Material shown:
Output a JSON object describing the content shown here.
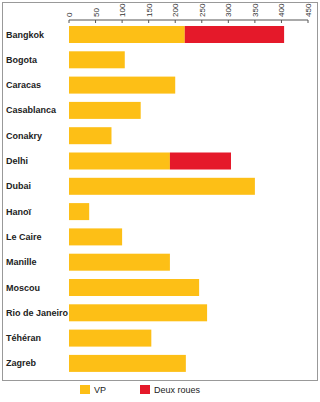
{
  "chart_data": {
    "type": "bar",
    "orientation": "horizontal",
    "stacked": true,
    "grid": false,
    "legend": "bottom",
    "categories": [
      "Bangkok",
      "Bogota",
      "Caracas",
      "Casablanca",
      "Conakry",
      "Delhi",
      "Dubai",
      "Hanoï",
      "Le Caire",
      "Manille",
      "Moscou",
      "Rio de Janeiro",
      "Téhéran",
      "Zagreb"
    ],
    "series": [
      {
        "name": "VP",
        "color": "#fdbf16",
        "values": [
          218,
          105,
          200,
          135,
          80,
          190,
          350,
          38,
          100,
          190,
          245,
          260,
          155,
          220
        ]
      },
      {
        "name": "Deux roues",
        "color": "#e5192a",
        "values": [
          187,
          null,
          null,
          null,
          null,
          115,
          null,
          null,
          null,
          null,
          null,
          null,
          null,
          null
        ]
      }
    ],
    "ylim": [
      0,
      450
    ],
    "yticks": [
      0,
      50,
      100,
      150,
      200,
      250,
      300,
      350,
      400,
      450
    ]
  }
}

Written instruction:
Restate the whole of the material word for word without the pictures.

Solution below:
Output a JSON object describing the content shown here.
{
  "chart_data": {
    "type": "bar",
    "orientation": "horizontal",
    "stacked": true,
    "grid": false,
    "legend": "bottom",
    "categories": [
      "Bangkok",
      "Bogota",
      "Caracas",
      "Casablanca",
      "Conakry",
      "Delhi",
      "Dubai",
      "Hanoï",
      "Le Caire",
      "Manille",
      "Moscou",
      "Rio de Janeiro",
      "Téhéran",
      "Zagreb"
    ],
    "series": [
      {
        "name": "VP",
        "color": "#fdbf16",
        "values": [
          218,
          105,
          200,
          135,
          80,
          190,
          350,
          38,
          100,
          190,
          245,
          260,
          155,
          220
        ]
      },
      {
        "name": "Deux roues",
        "color": "#e5192a",
        "values": [
          187,
          null,
          null,
          null,
          null,
          115,
          null,
          null,
          null,
          null,
          null,
          null,
          null,
          null
        ]
      }
    ],
    "ylim": [
      0,
      450
    ],
    "yticks": [
      0,
      50,
      100,
      150,
      200,
      250,
      300,
      350,
      400,
      450
    ]
  }
}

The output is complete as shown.